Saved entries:

━━━━━━

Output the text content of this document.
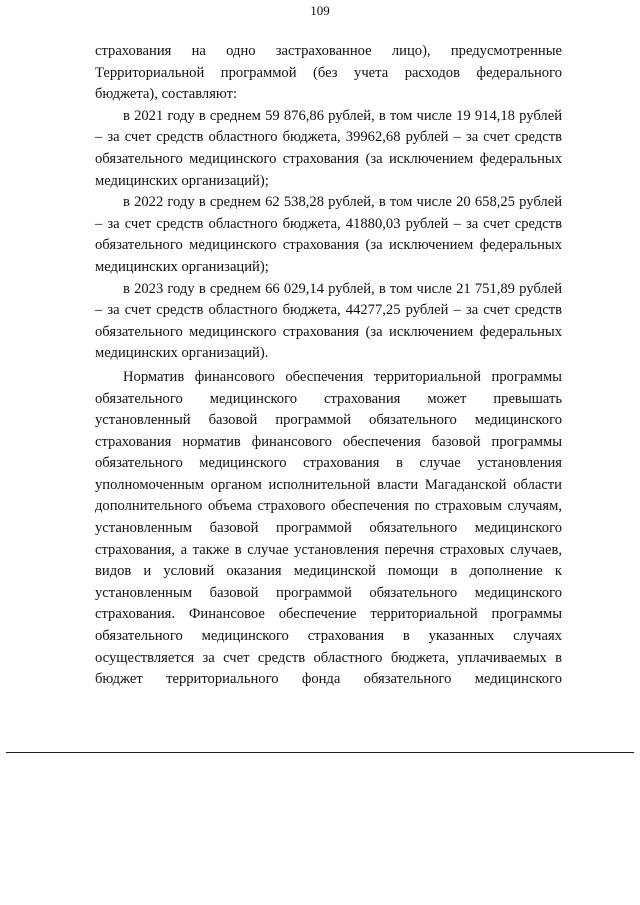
109

страхования на одно застрахованное лицо), предусмотренные Территориальной программой (без учета расходов федерального бюджета), составляют:

в 2021 году в среднем 59 876,86 рублей, в том числе 19 914,18 рублей – за счет средств областного бюджета, 39962,68 рублей – за счет средств обязательного медицинского страхования (за исключением федеральных медицинских организаций);

в 2022 году в среднем 62 538,28 рублей, в том числе 20 658,25 рублей – за счет средств областного бюджета, 41880,03 рублей – за счет средств обязательного медицинского страхования (за исключением федеральных медицинских организаций);

в 2023 году в среднем 66 029,14 рублей, в том числе 21 751,89 рублей – за счет средств областного бюджета, 44277,25 рублей – за счет средств обязательного медицинского страхования (за исключением федеральных медицинских организаций).

Норматив финансового обеспечения территориальной программы обязательного медицинского страхования может превышать установленный базовой программой обязательного медицинского страхования норматив финансового обеспечения базовой программы обязательного медицинского страхования в случае установления уполномоченным органом исполнительной власти Магаданской области дополнительного объема страхового обеспечения по страховым случаям, установленным базовой программой обязательного медицинского страхования, а также в случае установления перечня страховых случаев, видов и условий оказания медицинской помощи в дополнение к установленным базовой программой обязательного медицинского страхования. Финансовое обеспечение территориальной программы обязательного медицинского страхования в указанных случаях осуществляется за счет средств областного бюджета, уплачиваемых в бюджет территориального фонда обязательного медицинского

━━━━━━

* **Job**: Print the listing above in full, exactly as written. Omit any pictures.

* **Result for this task**:
Output the text content of this document.
109

страхования на одно застрахованное лицо), предусмотренные Территориальной программой (без учета расходов федерального бюджета), составляют:

в 2021 году в среднем 59 876,86 рублей, в том числе 19 914,18 рублей – за счет средств областного бюджета, 39962,68 рублей – за счет средств обязательного медицинского страхования (за исключением федеральных медицинских организаций);

в 2022 году в среднем 62 538,28 рублей, в том числе 20 658,25 рублей – за счет средств областного бюджета, 41880,03 рублей – за счет средств обязательного медицинского страхования (за исключением федеральных медицинских организаций);

в 2023 году в среднем 66 029,14 рублей, в том числе 21 751,89 рублей – за счет средств областного бюджета, 44277,25 рублей – за счет средств обязательного медицинского страхования (за исключением федеральных медицинских организаций).

Норматив финансового обеспечения территориальной программы обязательного медицинского страхования может превышать установленный базовой программой обязательного медицинского страхования норматив финансового обеспечения базовой программы обязательного медицинского страхования в случае установления уполномоченным органом исполнительной власти Магаданской области дополнительного объема страхового обеспечения по страховым случаям, установленным базовой программой обязательного медицинского страхования, а также в случае установления перечня страховых случаев, видов и условий оказания медицинской помощи в дополнение к установленным базовой программой обязательного медицинского страхования. Финансовое обеспечение территориальной программы обязательного медицинского страхования в указанных случаях осуществляется за счет средств областного бюджета, уплачиваемых в бюджет территориального фонда обязательного медицинского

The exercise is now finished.